#### Data listing:
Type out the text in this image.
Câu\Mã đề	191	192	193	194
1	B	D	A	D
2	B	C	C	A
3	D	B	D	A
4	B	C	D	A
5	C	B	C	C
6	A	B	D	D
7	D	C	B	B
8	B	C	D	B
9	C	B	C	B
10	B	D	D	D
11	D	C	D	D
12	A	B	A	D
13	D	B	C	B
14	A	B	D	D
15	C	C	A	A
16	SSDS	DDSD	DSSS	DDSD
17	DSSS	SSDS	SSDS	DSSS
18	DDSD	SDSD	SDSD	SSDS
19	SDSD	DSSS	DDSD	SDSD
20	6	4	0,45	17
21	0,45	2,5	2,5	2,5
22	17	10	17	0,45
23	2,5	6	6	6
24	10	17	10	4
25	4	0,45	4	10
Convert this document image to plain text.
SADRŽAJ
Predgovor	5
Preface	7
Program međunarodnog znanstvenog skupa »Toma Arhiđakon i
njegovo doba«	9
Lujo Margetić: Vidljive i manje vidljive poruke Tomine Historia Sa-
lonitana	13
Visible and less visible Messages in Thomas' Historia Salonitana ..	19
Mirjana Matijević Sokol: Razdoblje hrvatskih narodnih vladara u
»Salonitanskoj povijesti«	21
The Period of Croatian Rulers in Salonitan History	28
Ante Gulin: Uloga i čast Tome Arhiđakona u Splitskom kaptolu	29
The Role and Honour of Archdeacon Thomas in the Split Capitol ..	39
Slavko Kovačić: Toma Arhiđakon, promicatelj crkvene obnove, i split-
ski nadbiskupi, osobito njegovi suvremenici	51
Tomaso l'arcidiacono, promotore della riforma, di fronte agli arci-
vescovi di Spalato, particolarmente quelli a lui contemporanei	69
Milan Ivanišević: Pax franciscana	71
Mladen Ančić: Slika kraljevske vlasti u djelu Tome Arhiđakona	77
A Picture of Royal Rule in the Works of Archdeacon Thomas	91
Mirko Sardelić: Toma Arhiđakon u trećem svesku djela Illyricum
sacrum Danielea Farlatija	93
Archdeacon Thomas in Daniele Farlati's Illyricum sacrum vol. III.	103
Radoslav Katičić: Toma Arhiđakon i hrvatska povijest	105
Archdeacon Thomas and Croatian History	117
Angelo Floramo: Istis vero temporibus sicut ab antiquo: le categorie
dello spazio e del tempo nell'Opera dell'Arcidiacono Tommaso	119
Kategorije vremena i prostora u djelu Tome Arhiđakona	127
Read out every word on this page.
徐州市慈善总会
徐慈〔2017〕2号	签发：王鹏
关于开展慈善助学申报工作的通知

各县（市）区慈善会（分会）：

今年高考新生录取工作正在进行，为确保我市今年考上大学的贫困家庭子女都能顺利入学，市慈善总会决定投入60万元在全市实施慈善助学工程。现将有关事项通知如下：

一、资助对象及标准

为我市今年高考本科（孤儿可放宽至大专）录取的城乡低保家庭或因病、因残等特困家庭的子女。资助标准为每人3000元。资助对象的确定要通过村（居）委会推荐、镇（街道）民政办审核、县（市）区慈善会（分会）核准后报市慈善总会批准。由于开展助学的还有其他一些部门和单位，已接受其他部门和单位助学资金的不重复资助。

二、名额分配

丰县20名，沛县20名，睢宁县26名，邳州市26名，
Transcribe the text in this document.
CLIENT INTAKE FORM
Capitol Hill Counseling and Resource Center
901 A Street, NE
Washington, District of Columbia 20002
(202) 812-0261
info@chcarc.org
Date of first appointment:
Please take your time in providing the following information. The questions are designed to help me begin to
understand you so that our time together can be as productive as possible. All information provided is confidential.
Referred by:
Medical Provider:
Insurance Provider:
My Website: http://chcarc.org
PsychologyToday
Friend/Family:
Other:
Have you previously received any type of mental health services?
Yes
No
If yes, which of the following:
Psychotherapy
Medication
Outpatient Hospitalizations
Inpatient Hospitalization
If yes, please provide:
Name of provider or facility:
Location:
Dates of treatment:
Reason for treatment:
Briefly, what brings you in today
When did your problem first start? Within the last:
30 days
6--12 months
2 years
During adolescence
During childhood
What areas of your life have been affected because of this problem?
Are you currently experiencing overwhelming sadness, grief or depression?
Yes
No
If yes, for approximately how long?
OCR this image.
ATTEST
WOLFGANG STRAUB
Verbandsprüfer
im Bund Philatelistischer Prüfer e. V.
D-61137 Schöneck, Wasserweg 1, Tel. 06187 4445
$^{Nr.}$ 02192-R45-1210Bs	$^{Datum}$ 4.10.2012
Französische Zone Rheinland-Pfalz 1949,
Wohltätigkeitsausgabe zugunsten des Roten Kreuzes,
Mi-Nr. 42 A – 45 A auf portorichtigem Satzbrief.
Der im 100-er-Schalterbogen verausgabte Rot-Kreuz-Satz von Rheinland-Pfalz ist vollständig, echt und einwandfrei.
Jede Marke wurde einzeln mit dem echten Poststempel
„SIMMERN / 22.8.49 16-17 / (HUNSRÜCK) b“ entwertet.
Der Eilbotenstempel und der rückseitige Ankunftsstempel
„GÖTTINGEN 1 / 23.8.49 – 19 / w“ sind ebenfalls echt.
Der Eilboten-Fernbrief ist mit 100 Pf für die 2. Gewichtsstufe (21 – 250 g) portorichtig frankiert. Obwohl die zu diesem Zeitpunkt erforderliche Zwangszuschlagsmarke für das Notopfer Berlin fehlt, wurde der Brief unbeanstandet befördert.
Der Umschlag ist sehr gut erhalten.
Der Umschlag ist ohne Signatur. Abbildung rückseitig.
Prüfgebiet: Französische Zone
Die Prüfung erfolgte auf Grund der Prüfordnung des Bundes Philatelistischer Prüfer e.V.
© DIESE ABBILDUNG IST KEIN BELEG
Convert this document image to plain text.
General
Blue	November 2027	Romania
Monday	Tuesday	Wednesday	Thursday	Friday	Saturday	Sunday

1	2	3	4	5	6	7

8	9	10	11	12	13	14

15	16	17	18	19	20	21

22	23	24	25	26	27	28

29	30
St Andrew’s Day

#### To do:
Take the data above and return it exactly.

#### Task solution:
Type out the text in this image.
Câu\Mã đề	191	192	193	194
1	B	D	A	D
2	B	C	C	A
3	D	B	D	A
4	B	C	D	A
5	C	B	C	C
6	A	B	D	D
7	D	C	B	B
8	B	C	D	B
9	C	B	C	B
10	B	D	D	D
11	D	C	D	D
12	A	B	A	D
13	D	B	C	B
14	A	B	D	D
15	C	C	A	A
16	SSDS	DDSD	DSSS	DDSD
17	DSSS	SSDS	SSDS	DSSS
18	DDSD	SDSD	SDSD	SSDS
19	SDSD	DSSS	DDSD	SDSD
20	6	4	0,45	17
21	0,45	2,5	2,5	2,5
22	17	10	17	0,45
23	2,5	6	6	6
24	10	17	10	4
25	4	0,45	4	10
Convert this document image to plain text.
SADRŽAJ
Predgovor	5
Preface	7
Program međunarodnog znanstvenog skupa »Toma Arhiđakon i
njegovo doba«	9
Lujo Margetić: Vidljive i manje vidljive poruke Tomine Historia Sa-
lonitana	13
Visible and less visible Messages in Thomas' Historia Salonitana ..	19
Mirjana Matijević Sokol: Razdoblje hrvatskih narodnih vladara u
»Salonitanskoj povijesti«	21
The Period of Croatian Rulers in Salonitan History	28
Ante Gulin: Uloga i čast Tome Arhiđakona u Splitskom kaptolu	29
The Role and Honour of Archdeacon Thomas in the Split Capitol ..	39
Slavko Kovačić: Toma Arhiđakon, promicatelj crkvene obnove, i split-
ski nadbiskupi, osobito njegovi suvremenici	51
Tomaso l'arcidiacono, promotore della riforma, di fronte agli arci-
vescovi di Spalato, particolarmente quelli a lui contemporanei	69
Milan Ivanišević: Pax franciscana	71
Mladen Ančić: Slika kraljevske vlasti u djelu Tome Arhiđakona	77
A Picture of Royal Rule in the Works of Archdeacon Thomas	91
Mirko Sardelić: Toma Arhiđakon u trećem svesku djela Illyricum
sacrum Danielea Farlatija	93
Archdeacon Thomas in Daniele Farlati's Illyricum sacrum vol. III.	103
Radoslav Katičić: Toma Arhiđakon i hrvatska povijest	105
Archdeacon Thomas and Croatian History	117
Angelo Floramo: Istis vero temporibus sicut ab antiquo: le categorie
dello spazio e del tempo nell'Opera dell'Arcidiacono Tommaso	119
Kategorije vremena i prostora u djelu Tome Arhiđakona	127
Read out every word on this page.
徐州市慈善总会
徐慈〔2017〕2号	签发：王鹏
关于开展慈善助学申报工作的通知

各县（市）区慈善会（分会）：

今年高考新生录取工作正在进行，为确保我市今年考上大学的贫困家庭子女都能顺利入学，市慈善总会决定投入60万元在全市实施慈善助学工程。现将有关事项通知如下：

一、资助对象及标准

为我市今年高考本科（孤儿可放宽至大专）录取的城乡低保家庭或因病、因残等特困家庭的子女。资助标准为每人3000元。资助对象的确定要通过村（居）委会推荐、镇（街道）民政办审核、县（市）区慈善会（分会）核准后报市慈善总会批准。由于开展助学的还有其他一些部门和单位，已接受其他部门和单位助学资金的不重复资助。

二、名额分配

丰县20名，沛县20名，睢宁县26名，邳州市26名，
Transcribe the text in this document.
CLIENT INTAKE FORM
Capitol Hill Counseling and Resource Center
901 A Street, NE
Washington, District of Columbia 20002
(202) 812-0261
info@chcarc.org
Date of first appointment:
Please take your time in providing the following information. The questions are designed to help me begin to
understand you so that our time together can be as productive as possible. All information provided is confidential.
Referred by:
Medical Provider:
Insurance Provider:
My Website: http://chcarc.org
PsychologyToday
Friend/Family:
Other:
Have you previously received any type of mental health services?
Yes
No
If yes, which of the following:
Psychotherapy
Medication
Outpatient Hospitalizations
Inpatient Hospitalization
If yes, please provide:
Name of provider or facility:
Location:
Dates of treatment:
Reason for treatment:
Briefly, what brings you in today
When did your problem first start? Within the last:
30 days
6--12 months
2 years
During adolescence
During childhood
What areas of your life have been affected because of this problem?
Are you currently experiencing overwhelming sadness, grief or depression?
Yes
No
If yes, for approximately how long?
OCR this image.
ATTEST
WOLFGANG STRAUB
Verbandsprüfer
im Bund Philatelistischer Prüfer e. V.
D-61137 Schöneck, Wasserweg 1, Tel. 06187 4445
$^{Nr.}$ 02192-R45-1210Bs	$^{Datum}$ 4.10.2012
Französische Zone Rheinland-Pfalz 1949,
Wohltätigkeitsausgabe zugunsten des Roten Kreuzes,
Mi-Nr. 42 A – 45 A auf portorichtigem Satzbrief.
Der im 100-er-Schalterbogen verausgabte Rot-Kreuz-Satz von Rheinland-Pfalz ist vollständig, echt und einwandfrei.
Jede Marke wurde einzeln mit dem echten Poststempel
„SIMMERN / 22.8.49 16-17 / (HUNSRÜCK) b“ entwertet.
Der Eilbotenstempel und der rückseitige Ankunftsstempel
„GÖTTINGEN 1 / 23.8.49 – 19 / w“ sind ebenfalls echt.
Der Eilboten-Fernbrief ist mit 100 Pf für die 2. Gewichtsstufe (21 – 250 g) portorichtig frankiert. Obwohl die zu diesem Zeitpunkt erforderliche Zwangszuschlagsmarke für das Notopfer Berlin fehlt, wurde der Brief unbeanstandet befördert.
Der Umschlag ist sehr gut erhalten.
Der Umschlag ist ohne Signatur. Abbildung rückseitig.
Prüfgebiet: Französische Zone
Die Prüfung erfolgte auf Grund der Prüfordnung des Bundes Philatelistischer Prüfer e.V.
© DIESE ABBILDUNG IST KEIN BELEG
Convert this document image to plain text.
General
Blue	November 2027	Romania
Monday	Tuesday	Wednesday	Thursday	Friday	Saturday	Sunday

1	2	3	4	5	6	7

8	9	10	11	12	13	14

15	16	17	18	19	20	21

22	23	24	25	26	27	28

29	30
St Andrew’s Day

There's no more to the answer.